▶ _Source extract_
TREBLE was a double-blind, dose-ranging study involving 209 adults with moderate-to-severe AD despite intensive topical corticosteroid therapy. The primary endpoint in TREBLE was the percentage of patients who achieved at least a 50% reduction from baseline on the EASI, or EASI 50. A dose-response effect was apparent: the EASI 50 rate was 62.3% in patients on placebo plus daily topical steroids, 69.2% with a single 125-mg dose of Lebrikizumab, 69.8% with a single 250-mg dose, and 82.4% with 125 mg of Lebrikizumab at weeks 0, 4, 8, and 12. Only the group with monthly dosing of the biologic plus daily triamcinolone 0.1% BID had an EASI 50 response rate significantly better than the controls on placebo plus topical steroid therapy.

Lebrikizumab Phase III trials will start in 2017, so this drug will not be on the market at least until 2019/2020.

  • AstraZeneca’s (NYSE:AZN) tralokinumab: In March 2017, AZN reported mixed results for a Phase IIb for tralokinumab, given that the drug was superior to placebo on the EASI endpoint, but only numerically better than placebo on the IGA scale. In fact, According to a press release from Leo Pharma, which is developing this drug in partnership with AstraZeneca:

After treatment with tralokinumab for 12 weeks, 150 mg and 300 mg tralokinumab significantly reduced total EASI from baseline (adjusted mean difference of –4.4, p=0.027 and –4.9, p=0.011, respectively) compared with placebo. The number of patients achieving EASI 50 at week 12 in the tralokinumab 300 mg group was significantly higher compared with placebo (73.4% versus 51.9%, p=0.025).

The number of patients with an IGA of 0 or 1 (clear or almost clear) was numerically higher but not statistically significantly superior to placebo (26.5% in the tralokinumab 300 mg versus 11.7% in the placebo group). Treatment with Class 3 TCS before, during, and after study drug treatment may have influenced the study results.

Tralokinumab Phase III trials will start in 2017, so this drug will not be on the market at least until 2019/2020.

Lastly, I don’t believe that Pfizer’s (NYSE:PFE) Eucrisa could be considered as a competitor of Dupixent. This drug has been recently approved by the FDA but only for the treatment of mild to moderate AD.

Key risks

There is one big risk on my thesis about Dupixent. It will be crucial for Sanofi and Regeneron to manage the relationship with PBM in order to avoid a situation in which the payors will block the access to the drug, as seen for example with Praulent or Entresto. As a reminder, Sanofi and Regeneron Pharmaceuticals have launched Dupixent in US with a gross price of $37,000. The comments from the payors have been mixed, thus it will be crucial to analyze over the coming weeks how good will be the formulary coverage for this drug. As reported by Morningstar:

CVS Health Corp., one of the largest PBMs, said it is working to ensure the drug is available to patients with a demonstrated need for it. "While we believe our advocacy on behalf of our clients did ultimately influence Regeneron's initial pricing strategy, the drug will be expensive," a CVS spokeswoman said.

▶ _Data for review_
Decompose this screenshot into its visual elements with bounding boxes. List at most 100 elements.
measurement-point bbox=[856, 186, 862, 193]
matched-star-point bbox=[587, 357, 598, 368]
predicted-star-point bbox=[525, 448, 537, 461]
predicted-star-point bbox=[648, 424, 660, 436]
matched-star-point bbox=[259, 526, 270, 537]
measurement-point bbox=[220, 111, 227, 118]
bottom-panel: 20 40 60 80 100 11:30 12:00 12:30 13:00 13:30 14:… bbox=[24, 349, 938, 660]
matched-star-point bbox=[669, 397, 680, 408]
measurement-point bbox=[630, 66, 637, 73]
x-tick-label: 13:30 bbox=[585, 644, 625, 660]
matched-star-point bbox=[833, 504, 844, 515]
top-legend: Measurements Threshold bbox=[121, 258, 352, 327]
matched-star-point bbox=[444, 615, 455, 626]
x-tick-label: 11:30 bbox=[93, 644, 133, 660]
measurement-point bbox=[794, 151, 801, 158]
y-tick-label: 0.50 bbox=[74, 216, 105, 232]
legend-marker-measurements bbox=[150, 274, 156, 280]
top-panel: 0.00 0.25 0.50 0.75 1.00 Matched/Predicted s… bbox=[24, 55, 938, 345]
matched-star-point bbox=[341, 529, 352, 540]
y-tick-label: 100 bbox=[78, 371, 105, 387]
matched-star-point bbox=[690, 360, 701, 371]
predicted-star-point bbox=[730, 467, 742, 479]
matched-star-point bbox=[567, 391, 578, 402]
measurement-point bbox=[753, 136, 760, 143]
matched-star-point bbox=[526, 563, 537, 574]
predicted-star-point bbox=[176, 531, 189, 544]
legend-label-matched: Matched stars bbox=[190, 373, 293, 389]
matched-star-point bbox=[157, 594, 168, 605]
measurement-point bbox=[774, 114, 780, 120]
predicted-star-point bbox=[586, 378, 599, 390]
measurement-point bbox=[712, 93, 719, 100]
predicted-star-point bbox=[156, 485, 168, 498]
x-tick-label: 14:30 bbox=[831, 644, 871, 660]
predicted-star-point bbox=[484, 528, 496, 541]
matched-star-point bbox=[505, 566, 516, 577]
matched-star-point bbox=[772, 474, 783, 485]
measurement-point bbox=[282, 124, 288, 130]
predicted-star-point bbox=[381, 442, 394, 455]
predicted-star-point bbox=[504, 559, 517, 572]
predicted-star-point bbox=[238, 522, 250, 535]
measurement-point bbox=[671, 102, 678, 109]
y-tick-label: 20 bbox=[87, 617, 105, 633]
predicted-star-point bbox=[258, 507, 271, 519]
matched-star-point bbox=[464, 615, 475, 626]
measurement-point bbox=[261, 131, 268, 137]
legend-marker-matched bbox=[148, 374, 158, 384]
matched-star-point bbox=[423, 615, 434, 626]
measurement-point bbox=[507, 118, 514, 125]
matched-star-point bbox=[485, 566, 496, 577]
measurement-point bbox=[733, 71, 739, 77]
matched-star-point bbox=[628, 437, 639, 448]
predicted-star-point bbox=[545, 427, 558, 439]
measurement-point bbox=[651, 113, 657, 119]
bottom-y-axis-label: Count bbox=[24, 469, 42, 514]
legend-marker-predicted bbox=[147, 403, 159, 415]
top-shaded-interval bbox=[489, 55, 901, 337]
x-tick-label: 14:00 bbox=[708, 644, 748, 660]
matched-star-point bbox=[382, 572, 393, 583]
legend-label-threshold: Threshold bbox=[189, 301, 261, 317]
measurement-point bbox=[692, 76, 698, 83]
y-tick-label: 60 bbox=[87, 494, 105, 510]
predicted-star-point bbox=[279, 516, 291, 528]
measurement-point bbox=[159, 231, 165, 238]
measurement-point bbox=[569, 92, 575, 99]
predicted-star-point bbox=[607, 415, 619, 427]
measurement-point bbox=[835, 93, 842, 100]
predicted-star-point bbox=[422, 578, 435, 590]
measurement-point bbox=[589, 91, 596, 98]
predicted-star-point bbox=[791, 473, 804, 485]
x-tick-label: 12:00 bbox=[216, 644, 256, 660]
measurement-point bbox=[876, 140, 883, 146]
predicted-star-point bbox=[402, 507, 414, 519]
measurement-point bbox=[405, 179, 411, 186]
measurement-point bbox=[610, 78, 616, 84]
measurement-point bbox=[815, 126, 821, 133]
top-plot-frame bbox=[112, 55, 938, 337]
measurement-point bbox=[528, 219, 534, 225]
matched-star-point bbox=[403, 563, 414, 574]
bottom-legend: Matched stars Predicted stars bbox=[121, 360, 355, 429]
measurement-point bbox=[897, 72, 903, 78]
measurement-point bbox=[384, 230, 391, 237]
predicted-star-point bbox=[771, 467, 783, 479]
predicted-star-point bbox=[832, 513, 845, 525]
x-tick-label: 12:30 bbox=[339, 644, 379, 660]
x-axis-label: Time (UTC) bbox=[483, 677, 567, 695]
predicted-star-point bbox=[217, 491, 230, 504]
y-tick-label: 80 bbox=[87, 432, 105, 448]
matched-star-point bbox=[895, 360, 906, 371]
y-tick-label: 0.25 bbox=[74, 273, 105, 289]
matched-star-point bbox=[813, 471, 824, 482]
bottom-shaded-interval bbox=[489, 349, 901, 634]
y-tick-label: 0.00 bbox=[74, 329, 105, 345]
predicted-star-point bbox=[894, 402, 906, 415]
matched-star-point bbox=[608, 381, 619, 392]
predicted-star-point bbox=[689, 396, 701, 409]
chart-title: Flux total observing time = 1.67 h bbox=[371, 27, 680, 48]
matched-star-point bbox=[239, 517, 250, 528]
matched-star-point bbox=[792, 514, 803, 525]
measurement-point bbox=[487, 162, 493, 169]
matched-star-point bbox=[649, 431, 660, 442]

▶ _Problem statement_
Can you quote the atopic dermatitis drug passage word for word, starting with "The number of patients with" and going on through "to moderate AD."?

▶ _The answer_
The number of patients with an IGA of 0 or 1 (clear or almost clear) was numerically higher but not statistically significantly superior to placebo (26.5% in the tralokinumab 300 mg versus 11.7% in the placebo group). Treatment with Class 3 TCS before, during, and after study drug treatment may have influenced the study results.

Tralokinumab Phase III trials will start in 2017, so this drug will not be on the market at least until 2019/2020.

Lastly, I don’t believe that Pfizer’s (NYSE:PFE) Eucrisa could be considered as a competitor of Dupixent. This drug has been recently approved by the FDA but only for the treatment of mild to moderate AD.